-- START Available records --

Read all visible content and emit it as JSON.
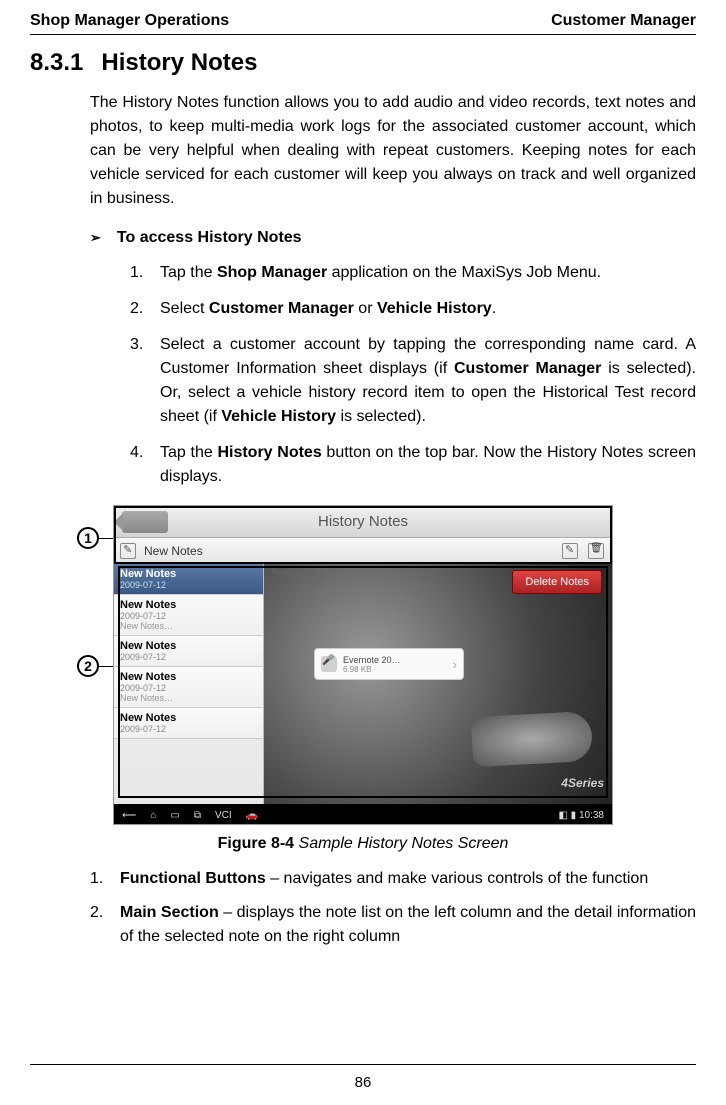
{
  "header": {
    "left": "Shop Manager Operations",
    "right": "Customer Manager"
  },
  "section": {
    "number": "8.3.1",
    "title": "History Notes"
  },
  "intro": "The History Notes function allows you to add audio and video records, text notes and photos, to keep multi-media work logs for the associated customer account, which can be very helpful when dealing with repeat customers. Keeping notes for each vehicle serviced for each customer will keep you always on track and well organized in business.",
  "procedure": {
    "title": "To access History Notes"
  },
  "steps": [
    {
      "num": "1.",
      "pre": "Tap the ",
      "b1": "Shop Manager",
      "post": " application on the MaxiSys Job Menu."
    },
    {
      "num": "2.",
      "pre": "Select ",
      "b1": "Customer Manager",
      "mid": " or ",
      "b2": "Vehicle History",
      "post": "."
    },
    {
      "num": "3.",
      "pre": "Select a customer account by tapping the corresponding name card. A Customer Information sheet displays (if ",
      "b1": "Customer Manager",
      "mid": " is selected). Or, select a vehicle history record item to open the Historical Test record sheet (if ",
      "b2": "Vehicle History",
      "post": " is selected)."
    },
    {
      "num": "4.",
      "pre": "Tap the ",
      "b1": "History Notes",
      "post": " button on the top bar. Now the History Notes screen displays."
    }
  ],
  "callouts": {
    "c1": "1",
    "c2": "2"
  },
  "screenshot": {
    "title": "History Notes",
    "toolbar_selected": "New Notes",
    "preview_text": "New Notes…",
    "delete_btn": "Delete Notes",
    "attachment": {
      "name": "Evernote 20…",
      "size": "6.98 KB"
    },
    "car_badge": "4Series",
    "time": "10:38",
    "notes": [
      {
        "title": "New Notes",
        "date": "2009-07-12",
        "sub": "",
        "selected": true
      },
      {
        "title": "New Notes",
        "date": "2009-07-12",
        "sub": "New Notes…",
        "selected": false
      },
      {
        "title": "New Notes",
        "date": "2009-07-12",
        "sub": "",
        "selected": false
      },
      {
        "title": "New Notes",
        "date": "2009-07-12",
        "sub": "New Notes…",
        "selected": false
      },
      {
        "title": "New Notes",
        "date": "2009-07-12",
        "sub": "",
        "selected": false
      }
    ]
  },
  "figure": {
    "number": "Figure 8-4",
    "title": " Sample History Notes Screen"
  },
  "legend": [
    {
      "num": "1.",
      "b": "Functional Buttons",
      "rest": " – navigates and make various controls of the function"
    },
    {
      "num": "2.",
      "b": "Main Section",
      "rest": " – displays the note list on the left column and the detail information of the selected note on the right column"
    }
  ],
  "page_number": "86"
}
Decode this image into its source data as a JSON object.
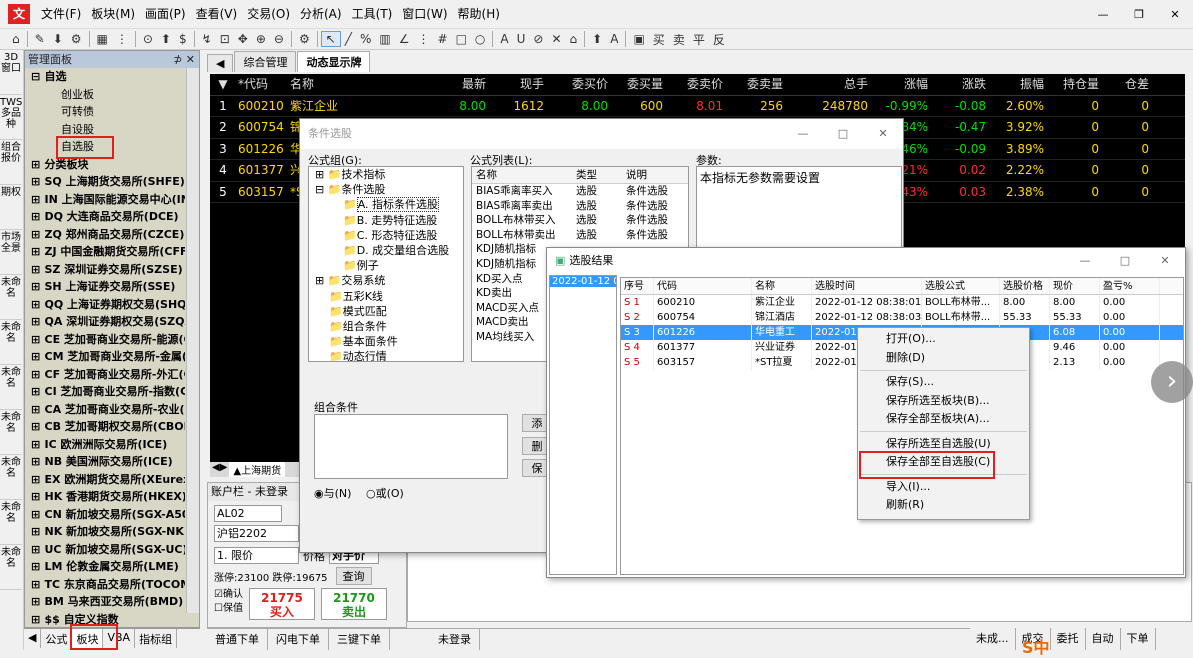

-- END Available records --

◆ Aim: Take the listing above and restate it word for word, without its pictures.

◆ Complete output:
Read all visible content and emit it as JSON.
{
  "header": {
    "left": "Shop Manager Operations",
    "right": "Customer Manager"
  },
  "section": {
    "number": "8.3.1",
    "title": "History Notes"
  },
  "intro": "The History Notes function allows you to add audio and video records, text notes and photos, to keep multi-media work logs for the associated customer account, which can be very helpful when dealing with repeat customers. Keeping notes for each vehicle serviced for each customer will keep you always on track and well organized in business.",
  "procedure": {
    "title": "To access History Notes"
  },
  "steps": [
    {
      "num": "1.",
      "pre": "Tap the ",
      "b1": "Shop Manager",
      "post": " application on the MaxiSys Job Menu."
    },
    {
      "num": "2.",
      "pre": "Select ",
      "b1": "Customer Manager",
      "mid": " or ",
      "b2": "Vehicle History",
      "post": "."
    },
    {
      "num": "3.",
      "pre": "Select a customer account by tapping the corresponding name card. A Customer Information sheet displays (if ",
      "b1": "Customer Manager",
      "mid": " is selected). Or, select a vehicle history record item to open the Historical Test record sheet (if ",
      "b2": "Vehicle History",
      "post": " is selected)."
    },
    {
      "num": "4.",
      "pre": "Tap the ",
      "b1": "History Notes",
      "post": " button on the top bar. Now the History Notes screen displays."
    }
  ],
  "callouts": {
    "c1": "1",
    "c2": "2"
  },
  "screenshot": {
    "title": "History Notes",
    "toolbar_selected": "New Notes",
    "preview_text": "New Notes…",
    "delete_btn": "Delete Notes",
    "attachment": {
      "name": "Evernote 20…",
      "size": "6.98 KB"
    },
    "car_badge": "4Series",
    "time": "10:38",
    "notes": [
      {
        "title": "New Notes",
        "date": "2009-07-12",
        "sub": "",
        "selected": true
      },
      {
        "title": "New Notes",
        "date": "2009-07-12",
        "sub": "New Notes…",
        "selected": false
      },
      {
        "title": "New Notes",
        "date": "2009-07-12",
        "sub": "",
        "selected": false
      },
      {
        "title": "New Notes",
        "date": "2009-07-12",
        "sub": "New Notes…",
        "selected": false
      },
      {
        "title": "New Notes",
        "date": "2009-07-12",
        "sub": "",
        "selected": false
      }
    ]
  },
  "figure": {
    "number": "Figure 8-4",
    "title": " Sample History Notes Screen"
  },
  "legend": [
    {
      "num": "1.",
      "b": "Functional Buttons",
      "rest": " – navigates and make various controls of the function"
    },
    {
      "num": "2.",
      "b": "Main Section",
      "rest": " – displays the note list on the left column and the detail information of the selected note on the right column"
    }
  ],
  "page_number": "86"
}
Decode this image into its source data as a JSON object.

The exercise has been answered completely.